===== Dataset entries

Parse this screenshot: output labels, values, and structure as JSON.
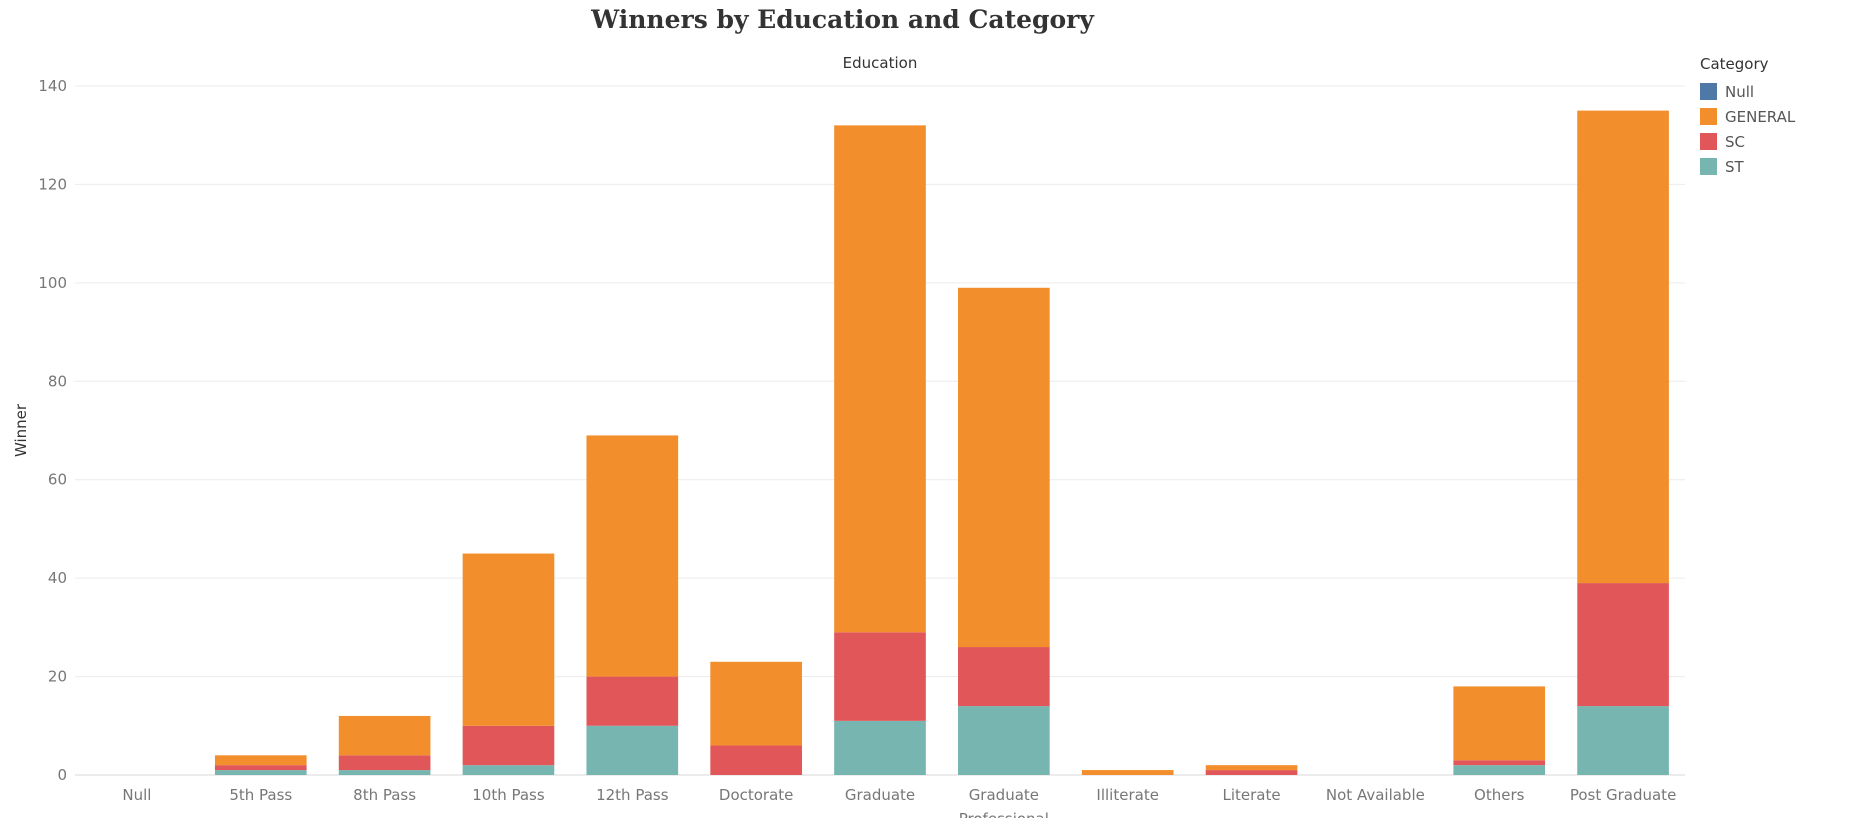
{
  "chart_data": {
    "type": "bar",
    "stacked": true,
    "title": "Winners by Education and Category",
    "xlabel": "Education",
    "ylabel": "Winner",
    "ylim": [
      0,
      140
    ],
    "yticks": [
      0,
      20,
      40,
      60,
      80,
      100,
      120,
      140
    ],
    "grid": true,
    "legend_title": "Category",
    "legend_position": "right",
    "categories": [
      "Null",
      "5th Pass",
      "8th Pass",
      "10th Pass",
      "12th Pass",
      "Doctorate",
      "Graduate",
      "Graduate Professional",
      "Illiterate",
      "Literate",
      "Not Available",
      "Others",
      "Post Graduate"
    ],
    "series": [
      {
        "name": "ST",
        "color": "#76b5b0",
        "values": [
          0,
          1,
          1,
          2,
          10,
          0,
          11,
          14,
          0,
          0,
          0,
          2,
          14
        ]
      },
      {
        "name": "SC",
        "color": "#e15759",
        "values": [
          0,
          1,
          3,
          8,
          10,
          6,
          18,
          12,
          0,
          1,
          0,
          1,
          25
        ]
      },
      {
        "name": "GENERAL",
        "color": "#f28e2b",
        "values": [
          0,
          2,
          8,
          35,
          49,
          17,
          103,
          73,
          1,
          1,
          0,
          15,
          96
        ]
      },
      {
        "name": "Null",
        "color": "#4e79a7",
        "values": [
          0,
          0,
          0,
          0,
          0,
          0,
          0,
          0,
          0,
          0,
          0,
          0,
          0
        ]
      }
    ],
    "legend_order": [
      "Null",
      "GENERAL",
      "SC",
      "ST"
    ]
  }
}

==========
===== Dataset entries

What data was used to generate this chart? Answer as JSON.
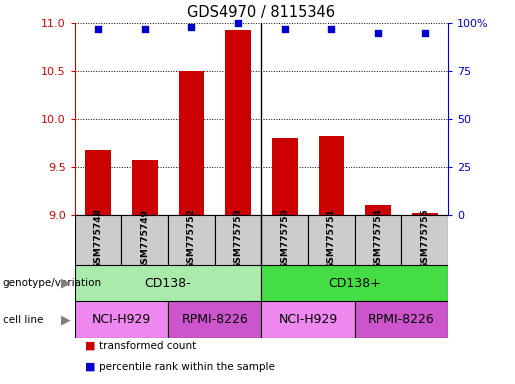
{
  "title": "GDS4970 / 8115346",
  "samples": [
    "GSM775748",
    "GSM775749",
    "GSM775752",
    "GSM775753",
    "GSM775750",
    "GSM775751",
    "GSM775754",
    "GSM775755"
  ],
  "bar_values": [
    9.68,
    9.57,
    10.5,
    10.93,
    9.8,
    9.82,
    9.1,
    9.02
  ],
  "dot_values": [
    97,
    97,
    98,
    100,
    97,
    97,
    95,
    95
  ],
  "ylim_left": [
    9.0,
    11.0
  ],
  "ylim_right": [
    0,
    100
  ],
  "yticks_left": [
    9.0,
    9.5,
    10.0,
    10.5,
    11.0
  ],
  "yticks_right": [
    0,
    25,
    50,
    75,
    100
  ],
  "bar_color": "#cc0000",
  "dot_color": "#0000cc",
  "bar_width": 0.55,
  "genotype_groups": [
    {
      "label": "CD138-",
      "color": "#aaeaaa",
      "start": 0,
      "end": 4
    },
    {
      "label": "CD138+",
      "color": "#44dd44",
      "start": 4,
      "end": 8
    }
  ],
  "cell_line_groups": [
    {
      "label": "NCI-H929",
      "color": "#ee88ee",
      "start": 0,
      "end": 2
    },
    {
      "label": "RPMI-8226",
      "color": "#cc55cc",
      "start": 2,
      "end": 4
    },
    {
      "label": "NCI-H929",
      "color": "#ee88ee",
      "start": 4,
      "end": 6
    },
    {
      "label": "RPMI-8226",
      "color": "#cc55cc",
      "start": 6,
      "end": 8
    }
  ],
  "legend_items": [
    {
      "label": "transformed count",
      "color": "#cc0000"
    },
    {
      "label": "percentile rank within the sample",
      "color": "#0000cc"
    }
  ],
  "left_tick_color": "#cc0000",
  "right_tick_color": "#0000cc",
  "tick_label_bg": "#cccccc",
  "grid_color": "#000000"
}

==========

Directive –
Copy out all lines that carry the word "name".

Task answer –
        "name": "ST",
        "name": "SC",
        "name": "GENERAL",
        "name": "Null",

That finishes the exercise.